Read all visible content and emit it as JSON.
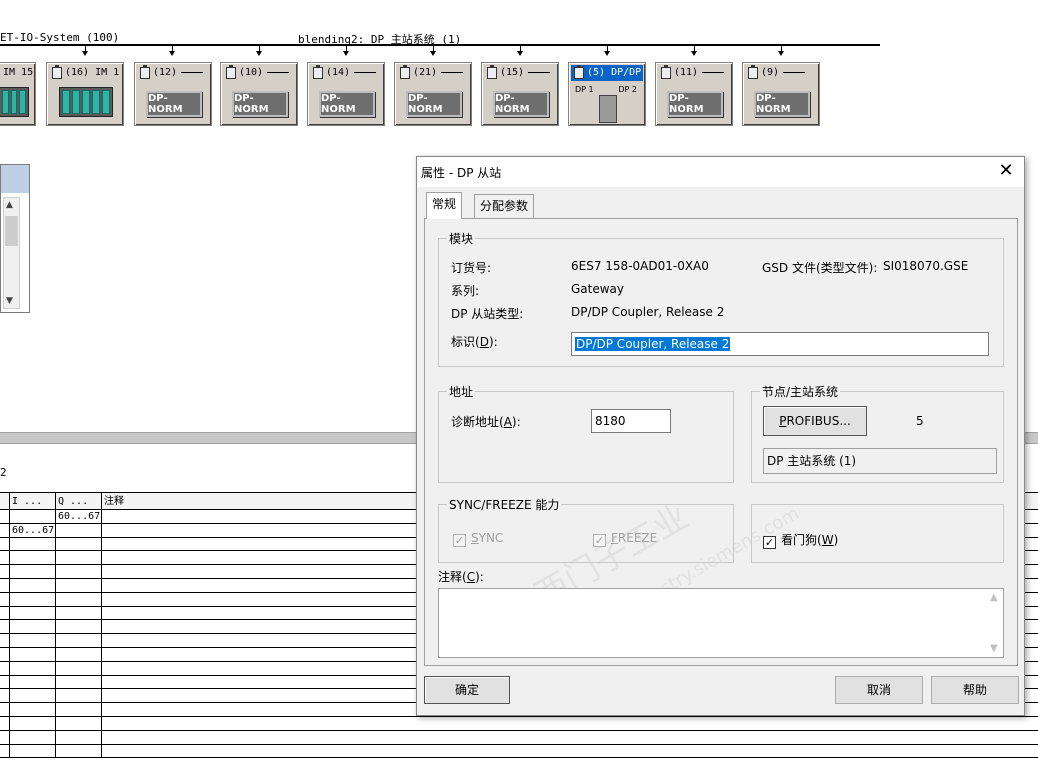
{
  "network": {
    "left_label": "ET-IO-System (100)",
    "center_label": "blending2: DP 主站系统 (1)",
    "stations": [
      {
        "label": "IM 15",
        "kind": "rack"
      },
      {
        "label": "(16) IM 1",
        "kind": "rack"
      },
      {
        "label": "(12)",
        "kind": "dpnorm",
        "module": "DP-NORM"
      },
      {
        "label": "(10)",
        "kind": "dpnorm",
        "module": "DP-NORM"
      },
      {
        "label": "(14)",
        "kind": "dpnorm",
        "module": "DP-NORM"
      },
      {
        "label": "(21)",
        "kind": "dpnorm",
        "module": "DP-NORM"
      },
      {
        "label": "(15)",
        "kind": "dpnorm",
        "module": "DP-NORM"
      },
      {
        "label": "(5) DP/DP",
        "kind": "coupler",
        "dp1": "DP 1",
        "dp2": "DP 2",
        "selected": true
      },
      {
        "label": "(11)",
        "kind": "dpnorm",
        "module": "DP-NORM"
      },
      {
        "label": "(9)",
        "kind": "dpnorm",
        "module": "DP-NORM"
      }
    ]
  },
  "table": {
    "caption": "2",
    "headers": [
      "",
      "I ...",
      "Q ...",
      "注释"
    ],
    "rows": [
      [
        "",
        "",
        "60...67",
        ""
      ],
      [
        "",
        "60...67",
        "",
        ""
      ],
      [
        "",
        "",
        "",
        ""
      ],
      [
        "",
        "",
        "",
        ""
      ],
      [
        "",
        "",
        "",
        ""
      ],
      [
        "",
        "",
        "",
        ""
      ],
      [
        "",
        "",
        "",
        ""
      ],
      [
        "",
        "",
        "",
        ""
      ],
      [
        "",
        "",
        "",
        ""
      ],
      [
        "",
        "",
        "",
        ""
      ],
      [
        "",
        "",
        "",
        ""
      ],
      [
        "",
        "",
        "",
        ""
      ],
      [
        "",
        "",
        "",
        ""
      ],
      [
        "",
        "",
        "",
        ""
      ],
      [
        "",
        "",
        "",
        ""
      ],
      [
        "",
        "",
        "",
        ""
      ],
      [
        "",
        "",
        "",
        ""
      ],
      [
        "",
        "",
        "",
        ""
      ]
    ]
  },
  "dialog": {
    "title": "属性 - DP 从站",
    "close_glyph": "✕",
    "tabs": [
      "常规",
      "分配参数"
    ],
    "module": {
      "legend": "模块",
      "order_no_label": "订货号:",
      "order_no_value": "6ES7 158-0AD01-0XA0",
      "gsd_label": "GSD 文件(类型文件):",
      "gsd_value": "SI018070.GSE",
      "family_label": "系列:",
      "family_value": "Gateway",
      "slave_type_label": "DP 从站类型:",
      "slave_type_value": "DP/DP Coupler, Release 2",
      "designation_label_pre": "标识(",
      "designation_label_key": "D",
      "designation_label_post": "):",
      "designation_value": "DP/DP Coupler, Release 2"
    },
    "address": {
      "legend": "地址",
      "diag_label_pre": "诊断地址(",
      "diag_label_key": "A",
      "diag_label_post": "):",
      "diag_value": "8180"
    },
    "node": {
      "legend": "节点/主站系统",
      "profibus_key": "P",
      "profibus_rest": "ROFIBUS...",
      "node_value": "5",
      "master_system": "DP 主站系统 (1)"
    },
    "sync_freeze": {
      "legend": "SYNC/FREEZE 能力",
      "sync_key": "S",
      "sync_rest": "YNC",
      "freeze_key": "F",
      "freeze_rest": "REEZE",
      "check_glyph": "✓"
    },
    "watchdog": {
      "label_pre": "看门狗(",
      "label_key": "W",
      "label_post": ")"
    },
    "comment": {
      "label_pre": "注释(",
      "label_key": "C",
      "label_post": "):"
    },
    "buttons": {
      "ok": "确定",
      "cancel": "取消",
      "help": "帮助"
    },
    "watermark_1": "西门子工业",
    "watermark_2": "support.industry.siemens.com"
  },
  "colors": {
    "selection": "#0078d7",
    "station_selected": "#0a64c8",
    "rack_module": "#2fb3a6"
  }
}
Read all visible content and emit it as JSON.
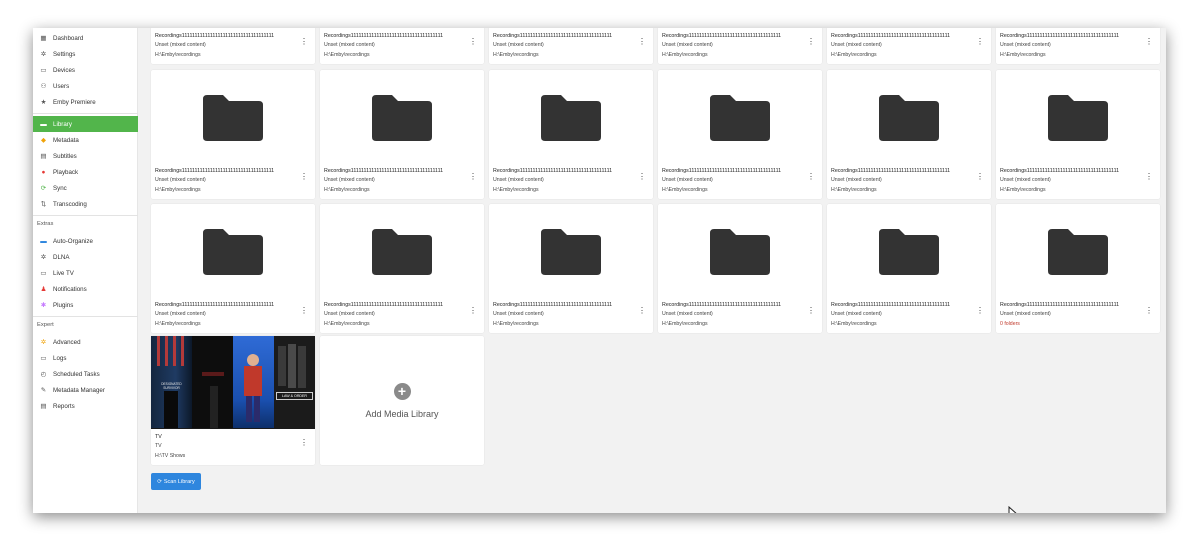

══════════

**Objective:**
Write out the whole listing exactly, and drop the pictures.

**Result of the exercise:**
Read all visible content and emit it as JSON.
{
  "network": {
    "left_label": "ET-IO-System (100)",
    "center_label": "blending2: DP 主站系统 (1)",
    "stations": [
      {
        "label": "IM 15",
        "kind": "rack"
      },
      {
        "label": "(16) IM 1",
        "kind": "rack"
      },
      {
        "label": "(12)",
        "kind": "dpnorm",
        "module": "DP-NORM"
      },
      {
        "label": "(10)",
        "kind": "dpnorm",
        "module": "DP-NORM"
      },
      {
        "label": "(14)",
        "kind": "dpnorm",
        "module": "DP-NORM"
      },
      {
        "label": "(21)",
        "kind": "dpnorm",
        "module": "DP-NORM"
      },
      {
        "label": "(15)",
        "kind": "dpnorm",
        "module": "DP-NORM"
      },
      {
        "label": "(5) DP/DP",
        "kind": "coupler",
        "dp1": "DP 1",
        "dp2": "DP 2",
        "selected": true
      },
      {
        "label": "(11)",
        "kind": "dpnorm",
        "module": "DP-NORM"
      },
      {
        "label": "(9)",
        "kind": "dpnorm",
        "module": "DP-NORM"
      }
    ]
  },
  "table": {
    "caption": "2",
    "headers": [
      "",
      "I ...",
      "Q ...",
      "注释"
    ],
    "rows": [
      [
        "",
        "",
        "60...67",
        ""
      ],
      [
        "",
        "60...67",
        "",
        ""
      ],
      [
        "",
        "",
        "",
        ""
      ],
      [
        "",
        "",
        "",
        ""
      ],
      [
        "",
        "",
        "",
        ""
      ],
      [
        "",
        "",
        "",
        ""
      ],
      [
        "",
        "",
        "",
        ""
      ],
      [
        "",
        "",
        "",
        ""
      ],
      [
        "",
        "",
        "",
        ""
      ],
      [
        "",
        "",
        "",
        ""
      ],
      [
        "",
        "",
        "",
        ""
      ],
      [
        "",
        "",
        "",
        ""
      ],
      [
        "",
        "",
        "",
        ""
      ],
      [
        "",
        "",
        "",
        ""
      ],
      [
        "",
        "",
        "",
        ""
      ],
      [
        "",
        "",
        "",
        ""
      ],
      [
        "",
        "",
        "",
        ""
      ],
      [
        "",
        "",
        "",
        ""
      ]
    ]
  },
  "dialog": {
    "title": "属性 - DP 从站",
    "close_glyph": "✕",
    "tabs": [
      "常规",
      "分配参数"
    ],
    "module": {
      "legend": "模块",
      "order_no_label": "订货号:",
      "order_no_value": "6ES7 158-0AD01-0XA0",
      "gsd_label": "GSD 文件(类型文件):",
      "gsd_value": "SI018070.GSE",
      "family_label": "系列:",
      "family_value": "Gateway",
      "slave_type_label": "DP 从站类型:",
      "slave_type_value": "DP/DP Coupler, Release 2",
      "designation_label_pre": "标识(",
      "designation_label_key": "D",
      "designation_label_post": "):",
      "designation_value": "DP/DP Coupler, Release 2"
    },
    "address": {
      "legend": "地址",
      "diag_label_pre": "诊断地址(",
      "diag_label_key": "A",
      "diag_label_post": "):",
      "diag_value": "8180"
    },
    "node": {
      "legend": "节点/主站系统",
      "profibus_key": "P",
      "profibus_rest": "ROFIBUS...",
      "node_value": "5",
      "master_system": "DP 主站系统 (1)"
    },
    "sync_freeze": {
      "legend": "SYNC/FREEZE 能力",
      "sync_key": "S",
      "sync_rest": "YNC",
      "freeze_key": "F",
      "freeze_rest": "REEZE",
      "check_glyph": "✓"
    },
    "watchdog": {
      "label_pre": "看门狗(",
      "label_key": "W",
      "label_post": ")"
    },
    "comment": {
      "label_pre": "注释(",
      "label_key": "C",
      "label_post": "):"
    },
    "buttons": {
      "ok": "确定",
      "cancel": "取消",
      "help": "帮助"
    },
    "watermark_1": "西门子工业",
    "watermark_2": "support.industry.siemens.com"
  },
  "colors": {
    "selection": "#0078d7",
    "station_selected": "#0a64c8",
    "rack_module": "#2fb3a6"
  }
}
Read all visible content and emit it as JSON.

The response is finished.